Collected data:
-----

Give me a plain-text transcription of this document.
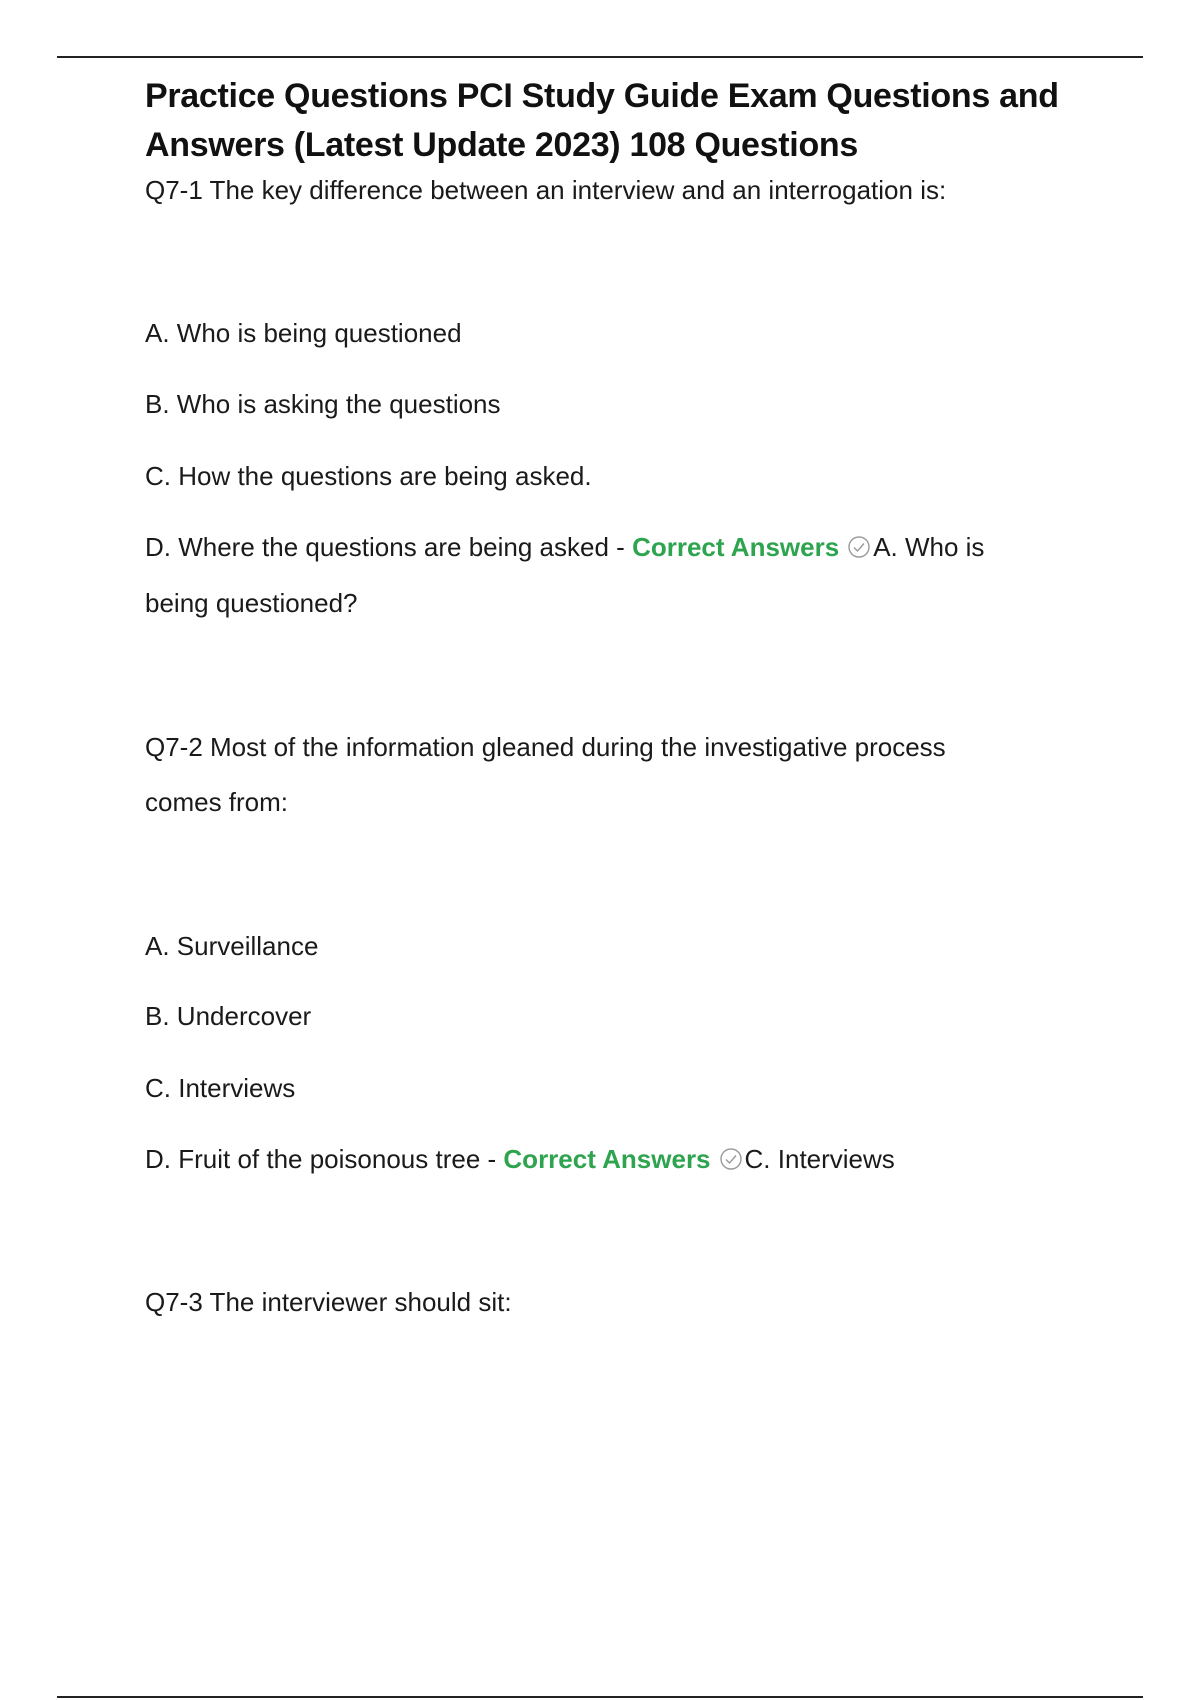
Practice Questions PCI Study Guide Exam Questions and Answers (Latest Update 2023) 108 Questions

Q7-1 The key difference between an interview and an interrogation is:

A. Who is being questioned

B. Who is asking the questions

C. How the questions are being asked.

D. Where the questions are being asked - Correct Answers A. Who is

being questioned?

Q7-2 Most of the information gleaned during the investigative process

comes from:

A. Surveillance

B. Undercover

C. Interviews

D. Fruit of the poisonous tree - Correct Answers C. Interviews

Q7-3 The interviewer should sit:
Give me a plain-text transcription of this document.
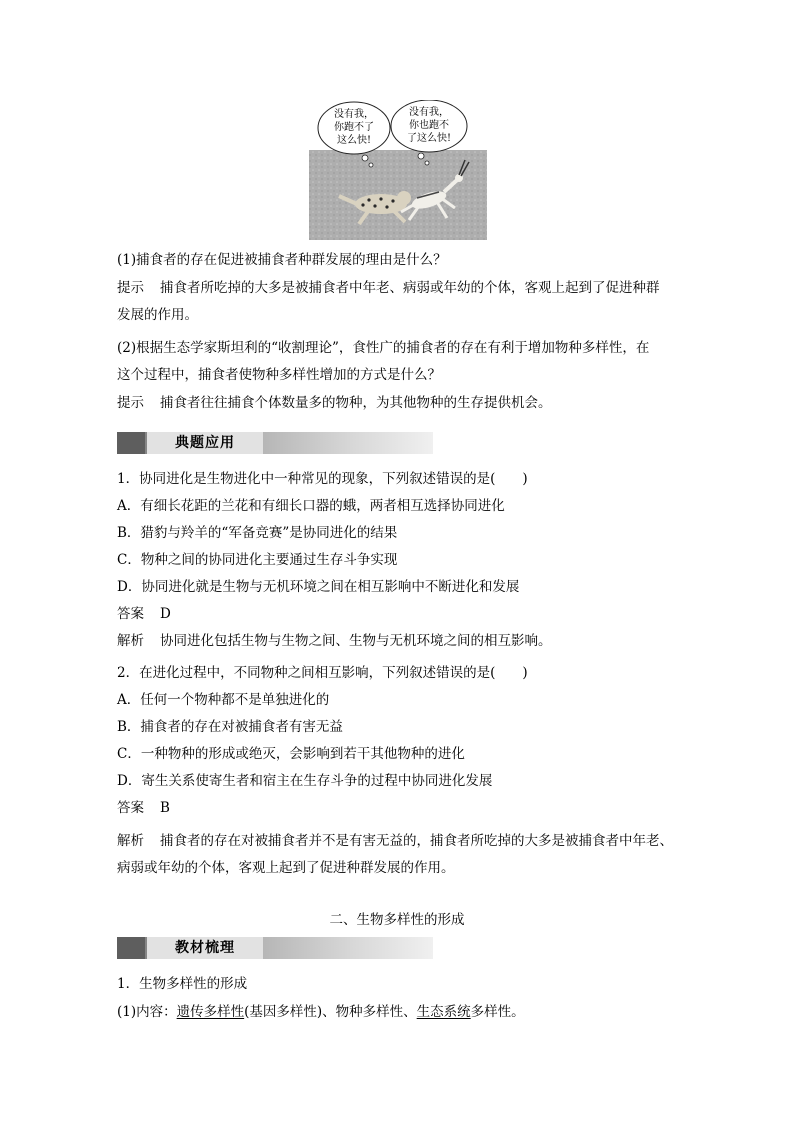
没有我，
你跑不了
这么快!
没有我，
你也跑不
了这么快!
(1)捕食者的存在促进被捕食者种群发展的理由是什么？
提示 捕食者所吃掉的大多是被捕食者中年老、病弱或年幼的个体，客观上起到了促进种群
发展的作用。
(2)根据生态学家斯坦利的“收割理论”，食性广的捕食者的存在有利于增加物种多样性，在
这个过程中，捕食者使物种多样性增加的方式是什么？
提示 捕食者往往捕食个体数量多的物种，为其他物种的生存提供机会。
典题应用
1．协同进化是生物进化中一种常见的现象，下列叙述错误的是(　　)
A．有细长花距的兰花和有细长口器的蛾，两者相互选择协同进化
B．猎豹与羚羊的“军备竞赛”是协同进化的结果
C．物种之间的协同进化主要通过生存斗争实现
D．协同进化就是生物与无机环境之间在相互影响中不断进化和发展
答案 D
解析 协同进化包括生物与生物之间、生物与无机环境之间的相互影响。
2．在进化过程中，不同物种之间相互影响，下列叙述错误的是(　　)
A．任何一个物种都不是单独进化的
B．捕食者的存在对被捕食者有害无益
C．一种物种的形成或绝灭，会影响到若干其他物种的进化
D．寄生关系使寄生者和宿主在生存斗争的过程中协同进化发展
答案 B
解析 捕食者的存在对被捕食者并不是有害无益的，捕食者所吃掉的大多是被捕食者中年老、
病弱或年幼的个体，客观上起到了促进种群发展的作用。
二、生物多样性的形成
教材梳理
1．生物多样性的形成
(1)内容：遗传多样性(基因多样性)、物种多样性、生态系统多样性。
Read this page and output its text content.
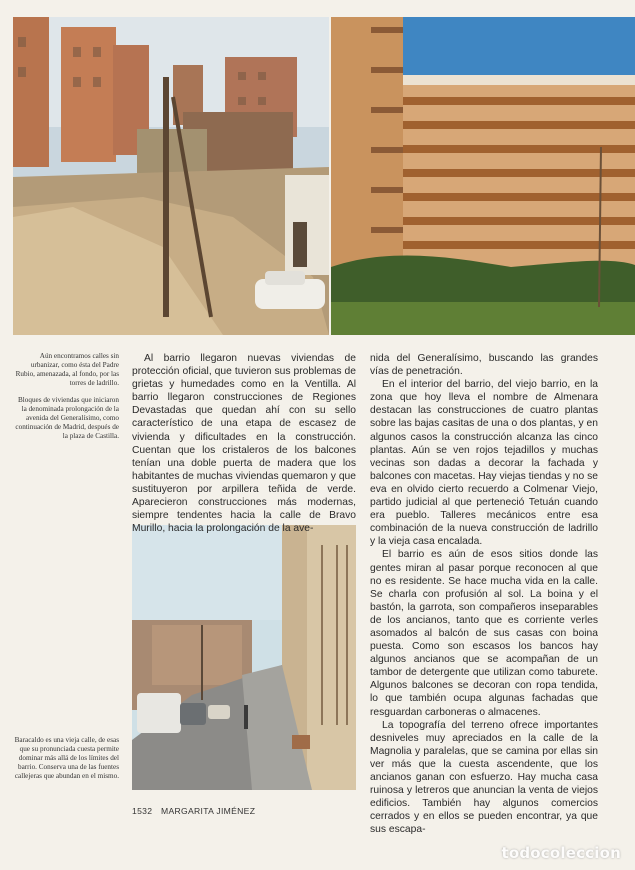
Aún encontramos calles sin urbanizar, como ésta del Padre Rubio, amenazada, al fondo, por las torres de ladrillo.
Bloques de viviendas que iniciaron la denominada prolongación de la avenida del Generalísimo, como continuación de Madrid, después de la plaza de Castilla.
Baracaldo es una vieja calle, de esas que su pronunciada cuesta permite dominar más allá de los límites del barrio. Conserva una de las fuentes callejeras que abundan en el mismo.

Al barrio llegaron nuevas viviendas de protección oficial, que tuvieron sus problemas de grietas y humedades como en la Ventilla. Al barrio llegaron construcciones de Regiones Devastadas que quedan ahí con su sello característico de una etapa de escasez de vivienda y dificultades en la construcción. Cuentan que los cristaleros de los balcones tenían una doble puerta de madera que los habitantes de muchas viviendas quemaron y que sustituyeron por arpillera teñida de verde. Aparecieron construcciones más modernas, siempre tendentes hacia la calle de Bravo Murillo, hacia la prolongación de la ave-

nida del Generalísimo, buscando las grandes vías de penetración.

En el interior del barrio, del viejo barrio, en la zona que hoy lleva el nombre de Almenara destacan las construcciones de cuatro plantas sobre las bajas casitas de una o dos plantas, y en algunos casos la construcción alcanza las cinco plantas. Aún se ven rojos tejadillos y muchas vecinas son dadas a decorar la fachada y balcones con macetas. Hay viejas tiendas y no se eva en olvido cierto recuerdo a Colmenar Viejo, partido judicial al que perteneció Tetuán cuando era pueblo. Talleres mecánicos entre esa combinación de la nueva construcción de ladrillo y la vieja casa encalada.

El barrio es aún de esos sitios donde las gentes miran al pasar porque reconocen al que no es residente. Se hace mucha vida en la calle. Se charla con profusión al sol. La boina y el bastón, la garrota, son compañeros inseparables de los ancianos, tanto que es corriente verles asomados al balcón de sus casas con boina puesta. Como son escasos los bancos hay algunos ancianos que se acompañan de un tambor de detergente que utilizan como taburete. Algunos balcones se decoran con ropa tendida, lo que también ocupa algunas fachadas que resguardan carboneras o almacenes.

La topografía del terreno ofrece importantes desniveles muy apreciados en la calle de la Magnolia y paralelas, que se camina por ellas sin ver más que la cuesta ascendente, que los ancianos ganan con esfuerzo. Hay mucha casa ruinosa y letreros que anuncian la venta de viejos edificios. También hay algunos comercios cerrados y en ellos se pueden encontrar, ya que sus escapa-

1532 MARGARITA JIMÉNEZ
todocoleccion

-----

● **What is required**
Where a line of the material above holds the string "Correct", copy that line.

● **Result for this exercise**
D. Where the questions are being asked - Correct Answers A. Who is
D. Fruit of the poisonous tree - Correct Answers C. Interviews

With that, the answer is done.